Objective ▸ Copy out all the data, word for word.

Material provided ▸
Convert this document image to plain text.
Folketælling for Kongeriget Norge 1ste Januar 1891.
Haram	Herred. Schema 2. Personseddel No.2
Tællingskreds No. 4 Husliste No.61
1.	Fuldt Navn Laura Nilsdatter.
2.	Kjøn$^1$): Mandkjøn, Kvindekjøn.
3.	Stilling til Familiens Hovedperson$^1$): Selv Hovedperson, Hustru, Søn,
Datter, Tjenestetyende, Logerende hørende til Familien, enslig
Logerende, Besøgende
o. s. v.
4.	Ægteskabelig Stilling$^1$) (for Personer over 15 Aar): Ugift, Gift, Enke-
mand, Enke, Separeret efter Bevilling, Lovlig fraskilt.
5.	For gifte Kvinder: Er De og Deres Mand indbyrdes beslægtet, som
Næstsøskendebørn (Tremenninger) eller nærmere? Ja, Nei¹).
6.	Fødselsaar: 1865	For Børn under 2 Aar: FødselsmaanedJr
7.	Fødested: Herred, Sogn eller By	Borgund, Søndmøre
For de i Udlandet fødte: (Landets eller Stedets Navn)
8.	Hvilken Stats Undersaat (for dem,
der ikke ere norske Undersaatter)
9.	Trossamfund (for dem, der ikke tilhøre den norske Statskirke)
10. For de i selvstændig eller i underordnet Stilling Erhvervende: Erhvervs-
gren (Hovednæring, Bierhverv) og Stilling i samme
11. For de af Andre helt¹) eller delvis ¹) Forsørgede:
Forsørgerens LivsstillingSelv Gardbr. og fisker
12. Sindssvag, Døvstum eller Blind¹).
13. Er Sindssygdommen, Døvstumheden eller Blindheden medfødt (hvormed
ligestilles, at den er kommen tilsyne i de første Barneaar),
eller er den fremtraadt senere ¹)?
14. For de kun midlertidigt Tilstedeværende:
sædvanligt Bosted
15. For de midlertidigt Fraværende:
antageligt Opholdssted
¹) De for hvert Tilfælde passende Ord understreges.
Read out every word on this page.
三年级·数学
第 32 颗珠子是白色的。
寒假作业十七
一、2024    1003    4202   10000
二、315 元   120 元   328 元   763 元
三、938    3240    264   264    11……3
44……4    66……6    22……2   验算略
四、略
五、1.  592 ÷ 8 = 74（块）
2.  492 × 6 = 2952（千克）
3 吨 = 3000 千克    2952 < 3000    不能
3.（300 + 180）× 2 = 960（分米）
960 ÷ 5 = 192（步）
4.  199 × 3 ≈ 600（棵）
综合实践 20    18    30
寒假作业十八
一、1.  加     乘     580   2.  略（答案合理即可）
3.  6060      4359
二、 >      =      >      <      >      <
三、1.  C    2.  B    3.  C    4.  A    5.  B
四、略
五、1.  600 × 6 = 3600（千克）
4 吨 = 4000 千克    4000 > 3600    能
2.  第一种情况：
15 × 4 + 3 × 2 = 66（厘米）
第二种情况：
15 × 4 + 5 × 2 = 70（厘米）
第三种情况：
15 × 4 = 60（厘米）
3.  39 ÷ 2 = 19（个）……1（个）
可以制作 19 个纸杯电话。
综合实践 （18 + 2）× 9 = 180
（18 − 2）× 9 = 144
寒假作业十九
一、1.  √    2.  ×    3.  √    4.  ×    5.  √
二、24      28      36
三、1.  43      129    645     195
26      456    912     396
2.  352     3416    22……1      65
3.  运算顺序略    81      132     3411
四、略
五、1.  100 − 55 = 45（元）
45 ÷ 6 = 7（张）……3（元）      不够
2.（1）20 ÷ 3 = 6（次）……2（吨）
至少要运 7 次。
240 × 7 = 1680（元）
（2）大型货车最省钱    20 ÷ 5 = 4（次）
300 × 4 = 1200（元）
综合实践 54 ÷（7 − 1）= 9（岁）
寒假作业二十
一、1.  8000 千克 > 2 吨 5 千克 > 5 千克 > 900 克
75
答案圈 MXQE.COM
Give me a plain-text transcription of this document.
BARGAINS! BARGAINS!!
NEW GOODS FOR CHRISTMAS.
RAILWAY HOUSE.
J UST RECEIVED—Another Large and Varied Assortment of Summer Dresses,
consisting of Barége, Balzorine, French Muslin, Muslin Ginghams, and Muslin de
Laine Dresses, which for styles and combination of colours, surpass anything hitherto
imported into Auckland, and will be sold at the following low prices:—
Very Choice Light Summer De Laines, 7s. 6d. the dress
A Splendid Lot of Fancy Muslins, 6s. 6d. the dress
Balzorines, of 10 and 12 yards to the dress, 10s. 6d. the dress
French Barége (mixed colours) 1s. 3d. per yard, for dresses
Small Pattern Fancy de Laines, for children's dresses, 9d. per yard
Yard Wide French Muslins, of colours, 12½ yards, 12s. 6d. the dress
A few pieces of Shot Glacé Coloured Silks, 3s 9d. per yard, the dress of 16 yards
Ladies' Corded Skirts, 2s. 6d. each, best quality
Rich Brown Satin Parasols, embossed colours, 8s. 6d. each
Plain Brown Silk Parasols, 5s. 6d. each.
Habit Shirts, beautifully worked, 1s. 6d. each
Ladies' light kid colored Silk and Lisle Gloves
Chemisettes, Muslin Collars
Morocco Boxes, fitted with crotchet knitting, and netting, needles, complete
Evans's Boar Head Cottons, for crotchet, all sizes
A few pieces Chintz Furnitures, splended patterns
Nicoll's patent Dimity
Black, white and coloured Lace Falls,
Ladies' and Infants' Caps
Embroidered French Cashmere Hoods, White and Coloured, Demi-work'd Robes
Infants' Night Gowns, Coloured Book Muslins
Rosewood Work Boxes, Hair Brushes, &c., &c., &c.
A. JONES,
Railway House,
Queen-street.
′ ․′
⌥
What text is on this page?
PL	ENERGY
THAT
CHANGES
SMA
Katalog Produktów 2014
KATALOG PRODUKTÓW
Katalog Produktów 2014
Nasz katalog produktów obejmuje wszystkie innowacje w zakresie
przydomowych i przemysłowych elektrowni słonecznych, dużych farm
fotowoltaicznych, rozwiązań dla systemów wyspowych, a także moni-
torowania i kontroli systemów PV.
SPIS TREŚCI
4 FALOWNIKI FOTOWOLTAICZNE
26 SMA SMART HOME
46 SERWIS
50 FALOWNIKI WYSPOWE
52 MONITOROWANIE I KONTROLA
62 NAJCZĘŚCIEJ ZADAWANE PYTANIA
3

Task output ▸
Convert this document image to plain text.
Folketælling for Kongeriget Norge 1ste Januar 1891.
Haram	Herred. Schema 2. Personseddel No.2
Tællingskreds No. 4 Husliste No.61
1.	Fuldt Navn Laura Nilsdatter.
2.	Kjøn$^1$): Mandkjøn, Kvindekjøn.
3.	Stilling til Familiens Hovedperson$^1$): Selv Hovedperson, Hustru, Søn,
Datter, Tjenestetyende, Logerende hørende til Familien, enslig
Logerende, Besøgende
o. s. v.
4.	Ægteskabelig Stilling$^1$) (for Personer over 15 Aar): Ugift, Gift, Enke-
mand, Enke, Separeret efter Bevilling, Lovlig fraskilt.
5.	For gifte Kvinder: Er De og Deres Mand indbyrdes beslægtet, som
Næstsøskendebørn (Tremenninger) eller nærmere? Ja, Nei¹).
6.	Fødselsaar: 1865	For Børn under 2 Aar: FødselsmaanedJr
7.	Fødested: Herred, Sogn eller By	Borgund, Søndmøre
For de i Udlandet fødte: (Landets eller Stedets Navn)
8.	Hvilken Stats Undersaat (for dem,
der ikke ere norske Undersaatter)
9.	Trossamfund (for dem, der ikke tilhøre den norske Statskirke)
10. For de i selvstændig eller i underordnet Stilling Erhvervende: Erhvervs-
gren (Hovednæring, Bierhverv) og Stilling i samme
11. For de af Andre helt¹) eller delvis ¹) Forsørgede:
Forsørgerens LivsstillingSelv Gardbr. og fisker
12. Sindssvag, Døvstum eller Blind¹).
13. Er Sindssygdommen, Døvstumheden eller Blindheden medfødt (hvormed
ligestilles, at den er kommen tilsyne i de første Barneaar),
eller er den fremtraadt senere ¹)?
14. For de kun midlertidigt Tilstedeværende:
sædvanligt Bosted
15. For de midlertidigt Fraværende:
antageligt Opholdssted
¹) De for hvert Tilfælde passende Ord understreges.
Read out every word on this page.
三年级·数学
第 32 颗珠子是白色的。
寒假作业十七
一、2024    1003    4202   10000
二、315 元   120 元   328 元   763 元
三、938    3240    264   264    11……3
44……4    66……6    22……2   验算略
四、略
五、1.  592 ÷ 8 = 74（块）
2.  492 × 6 = 2952（千克）
3 吨 = 3000 千克    2952 < 3000    不能
3.（300 + 180）× 2 = 960（分米）
960 ÷ 5 = 192（步）
4.  199 × 3 ≈ 600（棵）
综合实践 20    18    30
寒假作业十八
一、1.  加     乘     580   2.  略（答案合理即可）
3.  6060      4359
二、 >      =      >      <      >      <
三、1.  C    2.  B    3.  C    4.  A    5.  B
四、略
五、1.  600 × 6 = 3600（千克）
4 吨 = 4000 千克    4000 > 3600    能
2.  第一种情况：
15 × 4 + 3 × 2 = 66（厘米）
第二种情况：
15 × 4 + 5 × 2 = 70（厘米）
第三种情况：
15 × 4 = 60（厘米）
3.  39 ÷ 2 = 19（个）……1（个）
可以制作 19 个纸杯电话。
综合实践 （18 + 2）× 9 = 180
（18 − 2）× 9 = 144
寒假作业十九
一、1.  √    2.  ×    3.  √    4.  ×    5.  √
二、24      28      36
三、1.  43      129    645     195
26      456    912     396
2.  352     3416    22……1      65
3.  运算顺序略    81      132     3411
四、略
五、1.  100 − 55 = 45（元）
45 ÷ 6 = 7（张）……3（元）      不够
2.（1）20 ÷ 3 = 6（次）……2（吨）
至少要运 7 次。
240 × 7 = 1680（元）
（2）大型货车最省钱    20 ÷ 5 = 4（次）
300 × 4 = 1200（元）
综合实践 54 ÷（7 − 1）= 9（岁）
寒假作业二十
一、1.  8000 千克 > 2 吨 5 千克 > 5 千克 > 900 克
75
答案圈 MXQE.COM
Give me a plain-text transcription of this document.
BARGAINS! BARGAINS!!
NEW GOODS FOR CHRISTMAS.
RAILWAY HOUSE.
J UST RECEIVED—Another Large and Varied Assortment of Summer Dresses,
consisting of Barége, Balzorine, French Muslin, Muslin Ginghams, and Muslin de
Laine Dresses, which for styles and combination of colours, surpass anything hitherto
imported into Auckland, and will be sold at the following low prices:—
Very Choice Light Summer De Laines, 7s. 6d. the dress
A Splendid Lot of Fancy Muslins, 6s. 6d. the dress
Balzorines, of 10 and 12 yards to the dress, 10s. 6d. the dress
French Barége (mixed colours) 1s. 3d. per yard, for dresses
Small Pattern Fancy de Laines, for children's dresses, 9d. per yard
Yard Wide French Muslins, of colours, 12½ yards, 12s. 6d. the dress
A few pieces of Shot Glacé Coloured Silks, 3s 9d. per yard, the dress of 16 yards
Ladies' Corded Skirts, 2s. 6d. each, best quality
Rich Brown Satin Parasols, embossed colours, 8s. 6d. each
Plain Brown Silk Parasols, 5s. 6d. each.
Habit Shirts, beautifully worked, 1s. 6d. each
Ladies' light kid colored Silk and Lisle Gloves
Chemisettes, Muslin Collars
Morocco Boxes, fitted with crotchet knitting, and netting, needles, complete
Evans's Boar Head Cottons, for crotchet, all sizes
A few pieces Chintz Furnitures, splended patterns
Nicoll's patent Dimity
Black, white and coloured Lace Falls,
Ladies' and Infants' Caps
Embroidered French Cashmere Hoods, White and Coloured, Demi-work'd Robes
Infants' Night Gowns, Coloured Book Muslins
Rosewood Work Boxes, Hair Brushes, &c., &c., &c.
A. JONES,
Railway House,
Queen-street.
′ ․′
⌥
What text is on this page?
PL	ENERGY
THAT
CHANGES
SMA
Katalog Produktów 2014
KATALOG PRODUKTÓW
Katalog Produktów 2014
Nasz katalog produktów obejmuje wszystkie innowacje w zakresie
przydomowych i przemysłowych elektrowni słonecznych, dużych farm
fotowoltaicznych, rozwiązań dla systemów wyspowych, a także moni-
torowania i kontroli systemów PV.
SPIS TREŚCI
4 FALOWNIKI FOTOWOLTAICZNE
26 SMA SMART HOME
46 SERWIS
50 FALOWNIKI WYSPOWE
52 MONITOROWANIE I KONTROLA
62 NAJCZĘŚCIEJ ZADAWANE PYTANIA
3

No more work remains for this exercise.